* Start DATA ROWS *

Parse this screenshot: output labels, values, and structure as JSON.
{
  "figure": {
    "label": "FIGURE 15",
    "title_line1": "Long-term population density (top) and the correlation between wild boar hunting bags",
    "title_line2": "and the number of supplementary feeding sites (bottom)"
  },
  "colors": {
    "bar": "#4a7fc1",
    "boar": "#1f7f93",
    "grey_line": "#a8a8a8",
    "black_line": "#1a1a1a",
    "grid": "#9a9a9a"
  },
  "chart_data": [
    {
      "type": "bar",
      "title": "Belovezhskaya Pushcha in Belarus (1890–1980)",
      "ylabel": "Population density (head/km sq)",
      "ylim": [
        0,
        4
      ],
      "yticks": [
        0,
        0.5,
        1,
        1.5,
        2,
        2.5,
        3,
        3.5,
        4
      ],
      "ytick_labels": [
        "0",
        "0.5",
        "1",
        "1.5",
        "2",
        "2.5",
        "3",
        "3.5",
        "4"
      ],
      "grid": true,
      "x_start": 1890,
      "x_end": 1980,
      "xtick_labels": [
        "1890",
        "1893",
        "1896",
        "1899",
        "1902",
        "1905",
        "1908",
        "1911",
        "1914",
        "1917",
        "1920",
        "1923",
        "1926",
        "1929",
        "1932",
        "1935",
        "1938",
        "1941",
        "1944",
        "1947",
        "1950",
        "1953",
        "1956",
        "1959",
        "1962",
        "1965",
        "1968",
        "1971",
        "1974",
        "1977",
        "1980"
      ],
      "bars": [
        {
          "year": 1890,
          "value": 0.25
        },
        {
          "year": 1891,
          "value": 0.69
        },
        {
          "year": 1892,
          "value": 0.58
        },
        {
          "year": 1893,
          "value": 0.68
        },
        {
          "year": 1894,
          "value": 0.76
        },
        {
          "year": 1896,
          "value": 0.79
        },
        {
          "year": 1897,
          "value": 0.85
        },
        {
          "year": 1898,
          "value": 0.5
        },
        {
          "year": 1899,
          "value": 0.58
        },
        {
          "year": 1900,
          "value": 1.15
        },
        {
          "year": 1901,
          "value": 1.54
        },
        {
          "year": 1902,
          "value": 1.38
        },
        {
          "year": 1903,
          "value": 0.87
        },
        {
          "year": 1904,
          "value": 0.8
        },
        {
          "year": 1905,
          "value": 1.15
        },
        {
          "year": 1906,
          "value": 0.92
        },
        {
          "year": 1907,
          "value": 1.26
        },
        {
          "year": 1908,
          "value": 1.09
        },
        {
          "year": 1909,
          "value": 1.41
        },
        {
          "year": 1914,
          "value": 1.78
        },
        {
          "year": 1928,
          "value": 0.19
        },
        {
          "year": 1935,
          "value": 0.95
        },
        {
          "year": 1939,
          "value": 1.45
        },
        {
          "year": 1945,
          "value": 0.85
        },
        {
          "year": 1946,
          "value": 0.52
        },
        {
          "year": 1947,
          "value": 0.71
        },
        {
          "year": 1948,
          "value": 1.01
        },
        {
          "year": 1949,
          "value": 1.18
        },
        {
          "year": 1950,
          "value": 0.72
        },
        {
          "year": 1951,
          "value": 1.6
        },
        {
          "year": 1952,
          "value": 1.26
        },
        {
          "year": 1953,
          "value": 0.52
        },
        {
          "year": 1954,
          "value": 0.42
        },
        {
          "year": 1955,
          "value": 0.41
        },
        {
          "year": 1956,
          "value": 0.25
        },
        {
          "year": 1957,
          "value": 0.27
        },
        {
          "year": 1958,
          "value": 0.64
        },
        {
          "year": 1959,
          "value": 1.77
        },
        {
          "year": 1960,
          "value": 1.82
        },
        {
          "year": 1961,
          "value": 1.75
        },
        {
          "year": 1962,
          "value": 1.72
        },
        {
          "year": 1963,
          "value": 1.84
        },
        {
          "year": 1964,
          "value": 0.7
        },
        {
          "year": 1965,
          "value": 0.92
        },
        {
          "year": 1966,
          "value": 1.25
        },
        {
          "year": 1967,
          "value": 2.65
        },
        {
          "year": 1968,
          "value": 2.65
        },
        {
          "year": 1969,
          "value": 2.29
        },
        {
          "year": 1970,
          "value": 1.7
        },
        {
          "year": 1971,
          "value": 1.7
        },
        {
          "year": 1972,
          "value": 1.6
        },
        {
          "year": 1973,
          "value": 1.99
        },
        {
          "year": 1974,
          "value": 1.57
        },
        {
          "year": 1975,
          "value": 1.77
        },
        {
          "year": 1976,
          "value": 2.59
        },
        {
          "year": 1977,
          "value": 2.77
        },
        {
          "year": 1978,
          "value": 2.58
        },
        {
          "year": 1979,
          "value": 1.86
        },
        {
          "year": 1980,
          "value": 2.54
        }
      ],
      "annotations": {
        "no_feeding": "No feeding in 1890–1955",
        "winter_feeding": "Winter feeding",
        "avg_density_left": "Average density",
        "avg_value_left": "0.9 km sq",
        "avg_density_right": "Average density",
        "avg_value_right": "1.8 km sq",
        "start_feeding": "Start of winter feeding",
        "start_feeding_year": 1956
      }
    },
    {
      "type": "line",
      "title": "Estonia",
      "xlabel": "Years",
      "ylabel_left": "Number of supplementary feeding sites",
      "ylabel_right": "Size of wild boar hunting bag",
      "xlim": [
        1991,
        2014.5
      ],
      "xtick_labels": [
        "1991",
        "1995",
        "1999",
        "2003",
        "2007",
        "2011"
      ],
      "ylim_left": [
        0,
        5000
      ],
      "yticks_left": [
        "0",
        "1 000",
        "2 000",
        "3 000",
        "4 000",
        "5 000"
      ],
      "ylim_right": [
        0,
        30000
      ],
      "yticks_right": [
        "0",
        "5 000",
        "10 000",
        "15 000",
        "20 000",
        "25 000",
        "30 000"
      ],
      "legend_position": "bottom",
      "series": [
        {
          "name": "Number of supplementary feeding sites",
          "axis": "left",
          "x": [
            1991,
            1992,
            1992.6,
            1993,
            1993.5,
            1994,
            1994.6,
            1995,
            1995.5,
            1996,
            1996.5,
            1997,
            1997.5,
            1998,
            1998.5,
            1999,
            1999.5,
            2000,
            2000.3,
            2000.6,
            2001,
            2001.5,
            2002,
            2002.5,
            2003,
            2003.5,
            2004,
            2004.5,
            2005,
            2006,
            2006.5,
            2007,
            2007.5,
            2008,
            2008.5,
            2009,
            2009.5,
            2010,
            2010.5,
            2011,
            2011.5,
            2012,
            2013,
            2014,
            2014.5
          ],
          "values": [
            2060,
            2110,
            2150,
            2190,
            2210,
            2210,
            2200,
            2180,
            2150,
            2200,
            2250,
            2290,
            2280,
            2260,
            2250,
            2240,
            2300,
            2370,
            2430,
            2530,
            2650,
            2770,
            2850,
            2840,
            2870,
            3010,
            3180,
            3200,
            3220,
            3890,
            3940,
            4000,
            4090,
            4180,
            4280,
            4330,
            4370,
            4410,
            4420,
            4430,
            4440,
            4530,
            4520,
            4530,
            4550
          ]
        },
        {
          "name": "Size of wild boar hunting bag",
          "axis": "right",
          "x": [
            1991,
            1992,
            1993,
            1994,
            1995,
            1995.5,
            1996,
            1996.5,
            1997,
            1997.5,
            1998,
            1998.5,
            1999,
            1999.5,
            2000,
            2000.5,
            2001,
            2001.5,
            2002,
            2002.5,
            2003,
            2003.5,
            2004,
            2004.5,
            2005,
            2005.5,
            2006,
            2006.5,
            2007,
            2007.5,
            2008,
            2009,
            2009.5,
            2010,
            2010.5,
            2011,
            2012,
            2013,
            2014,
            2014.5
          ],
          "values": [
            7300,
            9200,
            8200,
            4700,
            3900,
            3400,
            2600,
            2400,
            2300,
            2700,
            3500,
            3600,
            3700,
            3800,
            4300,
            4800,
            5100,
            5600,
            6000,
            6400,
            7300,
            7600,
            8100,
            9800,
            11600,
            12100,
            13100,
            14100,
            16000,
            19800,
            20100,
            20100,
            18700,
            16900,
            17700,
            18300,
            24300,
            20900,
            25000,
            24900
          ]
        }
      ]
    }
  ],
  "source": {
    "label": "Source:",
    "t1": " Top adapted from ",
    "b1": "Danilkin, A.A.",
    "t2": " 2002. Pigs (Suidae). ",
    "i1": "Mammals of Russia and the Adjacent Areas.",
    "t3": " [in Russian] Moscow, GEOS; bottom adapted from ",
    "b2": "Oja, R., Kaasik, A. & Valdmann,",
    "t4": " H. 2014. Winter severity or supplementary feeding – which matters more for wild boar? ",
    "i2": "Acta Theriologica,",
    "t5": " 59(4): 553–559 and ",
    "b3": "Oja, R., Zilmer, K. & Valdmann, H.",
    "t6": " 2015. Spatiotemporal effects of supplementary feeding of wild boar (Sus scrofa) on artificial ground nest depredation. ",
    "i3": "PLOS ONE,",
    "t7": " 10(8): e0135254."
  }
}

* End DATA ROWS *

● TASK TO CARRY OUT: Find every line that has "hunting" in it, then return those lines.

● EXERCISE RESULT:
    "title_line1": "Long-term population density (top) and the correlation between wild boar hunting bags",
      "ylabel_right": "Size of wild boar hunting bag",
          "name": "Size of wild boar hunting bag",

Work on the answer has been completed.